**INSTRUCTIONS FOR THE TASK:**
Produce an exact copy of all the records.

**ENTRIES PROVIDED:**
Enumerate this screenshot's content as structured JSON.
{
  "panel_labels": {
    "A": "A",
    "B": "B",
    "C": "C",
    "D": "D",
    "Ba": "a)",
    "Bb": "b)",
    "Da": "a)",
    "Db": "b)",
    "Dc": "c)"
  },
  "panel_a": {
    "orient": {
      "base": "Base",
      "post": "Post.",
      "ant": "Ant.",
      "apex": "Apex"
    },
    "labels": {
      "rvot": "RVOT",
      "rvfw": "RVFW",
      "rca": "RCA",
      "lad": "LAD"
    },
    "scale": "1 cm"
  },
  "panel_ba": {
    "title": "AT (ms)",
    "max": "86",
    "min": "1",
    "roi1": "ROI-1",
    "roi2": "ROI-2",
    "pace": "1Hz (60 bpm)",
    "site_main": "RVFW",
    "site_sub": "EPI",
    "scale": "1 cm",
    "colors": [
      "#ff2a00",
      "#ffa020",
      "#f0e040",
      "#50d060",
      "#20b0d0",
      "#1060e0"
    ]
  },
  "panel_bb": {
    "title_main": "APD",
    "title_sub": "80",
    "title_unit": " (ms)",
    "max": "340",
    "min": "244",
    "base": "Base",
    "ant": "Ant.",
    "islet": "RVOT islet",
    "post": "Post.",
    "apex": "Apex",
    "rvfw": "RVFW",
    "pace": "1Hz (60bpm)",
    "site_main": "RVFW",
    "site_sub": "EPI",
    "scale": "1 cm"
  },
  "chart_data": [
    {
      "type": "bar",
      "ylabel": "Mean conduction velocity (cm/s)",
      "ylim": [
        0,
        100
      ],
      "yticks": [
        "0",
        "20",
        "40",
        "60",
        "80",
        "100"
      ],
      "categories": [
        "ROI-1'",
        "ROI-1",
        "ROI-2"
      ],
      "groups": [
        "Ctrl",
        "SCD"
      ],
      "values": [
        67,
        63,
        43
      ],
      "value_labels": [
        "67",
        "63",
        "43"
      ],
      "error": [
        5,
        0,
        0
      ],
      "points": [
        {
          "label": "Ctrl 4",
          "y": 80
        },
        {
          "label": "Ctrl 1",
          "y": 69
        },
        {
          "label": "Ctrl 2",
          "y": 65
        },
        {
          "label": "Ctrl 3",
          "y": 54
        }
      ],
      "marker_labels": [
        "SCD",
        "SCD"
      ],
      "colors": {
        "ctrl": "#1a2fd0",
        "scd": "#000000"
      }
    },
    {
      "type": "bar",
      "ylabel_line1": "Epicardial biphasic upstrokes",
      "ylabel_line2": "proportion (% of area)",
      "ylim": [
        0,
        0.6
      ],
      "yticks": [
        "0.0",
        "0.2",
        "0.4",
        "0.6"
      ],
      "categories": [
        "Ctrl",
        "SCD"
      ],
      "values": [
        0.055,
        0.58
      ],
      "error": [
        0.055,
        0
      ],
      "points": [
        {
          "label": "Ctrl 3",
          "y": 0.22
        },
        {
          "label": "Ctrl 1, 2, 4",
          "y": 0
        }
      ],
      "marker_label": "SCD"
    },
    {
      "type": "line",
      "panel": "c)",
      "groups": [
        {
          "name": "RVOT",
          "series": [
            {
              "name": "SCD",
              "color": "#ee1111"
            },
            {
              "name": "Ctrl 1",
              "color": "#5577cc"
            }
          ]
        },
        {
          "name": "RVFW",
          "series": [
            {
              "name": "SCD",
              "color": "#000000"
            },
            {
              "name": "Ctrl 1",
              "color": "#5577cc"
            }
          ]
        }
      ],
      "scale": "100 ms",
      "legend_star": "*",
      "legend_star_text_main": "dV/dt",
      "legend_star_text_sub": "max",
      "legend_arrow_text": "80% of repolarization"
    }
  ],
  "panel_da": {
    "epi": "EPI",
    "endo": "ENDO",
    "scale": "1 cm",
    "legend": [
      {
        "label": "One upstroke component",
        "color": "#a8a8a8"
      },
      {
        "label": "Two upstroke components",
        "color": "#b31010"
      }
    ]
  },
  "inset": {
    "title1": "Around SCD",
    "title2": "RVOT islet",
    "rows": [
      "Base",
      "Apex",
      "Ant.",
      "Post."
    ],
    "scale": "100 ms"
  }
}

**WRITTEN RESPONSE:**
Enumerate this screenshot's content as structured JSON.
{
  "panel_labels": {
    "A": "A",
    "B": "B",
    "C": "C",
    "D": "D",
    "Ba": "a)",
    "Bb": "b)",
    "Da": "a)",
    "Db": "b)",
    "Dc": "c)"
  },
  "panel_a": {
    "orient": {
      "base": "Base",
      "post": "Post.",
      "ant": "Ant.",
      "apex": "Apex"
    },
    "labels": {
      "rvot": "RVOT",
      "rvfw": "RVFW",
      "rca": "RCA",
      "lad": "LAD"
    },
    "scale": "1 cm"
  },
  "panel_ba": {
    "title": "AT (ms)",
    "max": "86",
    "min": "1",
    "roi1": "ROI-1",
    "roi2": "ROI-2",
    "pace": "1Hz (60 bpm)",
    "site_main": "RVFW",
    "site_sub": "EPI",
    "scale": "1 cm",
    "colors": [
      "#ff2a00",
      "#ffa020",
      "#f0e040",
      "#50d060",
      "#20b0d0",
      "#1060e0"
    ]
  },
  "panel_bb": {
    "title_main": "APD",
    "title_sub": "80",
    "title_unit": " (ms)",
    "max": "340",
    "min": "244",
    "base": "Base",
    "ant": "Ant.",
    "islet": "RVOT islet",
    "post": "Post.",
    "apex": "Apex",
    "rvfw": "RVFW",
    "pace": "1Hz (60bpm)",
    "site_main": "RVFW",
    "site_sub": "EPI",
    "scale": "1 cm"
  },
  "chart_data": [
    {
      "type": "bar",
      "ylabel": "Mean conduction velocity (cm/s)",
      "ylim": [
        0,
        100
      ],
      "yticks": [
        "0",
        "20",
        "40",
        "60",
        "80",
        "100"
      ],
      "categories": [
        "ROI-1'",
        "ROI-1",
        "ROI-2"
      ],
      "groups": [
        "Ctrl",
        "SCD"
      ],
      "values": [
        67,
        63,
        43
      ],
      "value_labels": [
        "67",
        "63",
        "43"
      ],
      "error": [
        5,
        0,
        0
      ],
      "points": [
        {
          "label": "Ctrl 4",
          "y": 80
        },
        {
          "label": "Ctrl 1",
          "y": 69
        },
        {
          "label": "Ctrl 2",
          "y": 65
        },
        {
          "label": "Ctrl 3",
          "y": 54
        }
      ],
      "marker_labels": [
        "SCD",
        "SCD"
      ],
      "colors": {
        "ctrl": "#1a2fd0",
        "scd": "#000000"
      }
    },
    {
      "type": "bar",
      "ylabel_line1": "Epicardial biphasic upstrokes",
      "ylabel_line2": "proportion (% of area)",
      "ylim": [
        0,
        0.6
      ],
      "yticks": [
        "0.0",
        "0.2",
        "0.4",
        "0.6"
      ],
      "categories": [
        "Ctrl",
        "SCD"
      ],
      "values": [
        0.055,
        0.58
      ],
      "error": [
        0.055,
        0
      ],
      "points": [
        {
          "label": "Ctrl 3",
          "y": 0.22
        },
        {
          "label": "Ctrl 1, 2, 4",
          "y": 0
        }
      ],
      "marker_label": "SCD"
    },
    {
      "type": "line",
      "panel": "c)",
      "groups": [
        {
          "name": "RVOT",
          "series": [
            {
              "name": "SCD",
              "color": "#ee1111"
            },
            {
              "name": "Ctrl 1",
              "color": "#5577cc"
            }
          ]
        },
        {
          "name": "RVFW",
          "series": [
            {
              "name": "SCD",
              "color": "#000000"
            },
            {
              "name": "Ctrl 1",
              "color": "#5577cc"
            }
          ]
        }
      ],
      "scale": "100 ms",
      "legend_star": "*",
      "legend_star_text_main": "dV/dt",
      "legend_star_text_sub": "max",
      "legend_arrow_text": "80% of repolarization"
    }
  ],
  "panel_da": {
    "epi": "EPI",
    "endo": "ENDO",
    "scale": "1 cm",
    "legend": [
      {
        "label": "One upstroke component",
        "color": "#a8a8a8"
      },
      {
        "label": "Two upstroke components",
        "color": "#b31010"
      }
    ]
  },
  "inset": {
    "title1": "Around SCD",
    "title2": "RVOT islet",
    "rows": [
      "Base",
      "Apex",
      "Ant.",
      "Post."
    ],
    "scale": "100 ms"
  }
}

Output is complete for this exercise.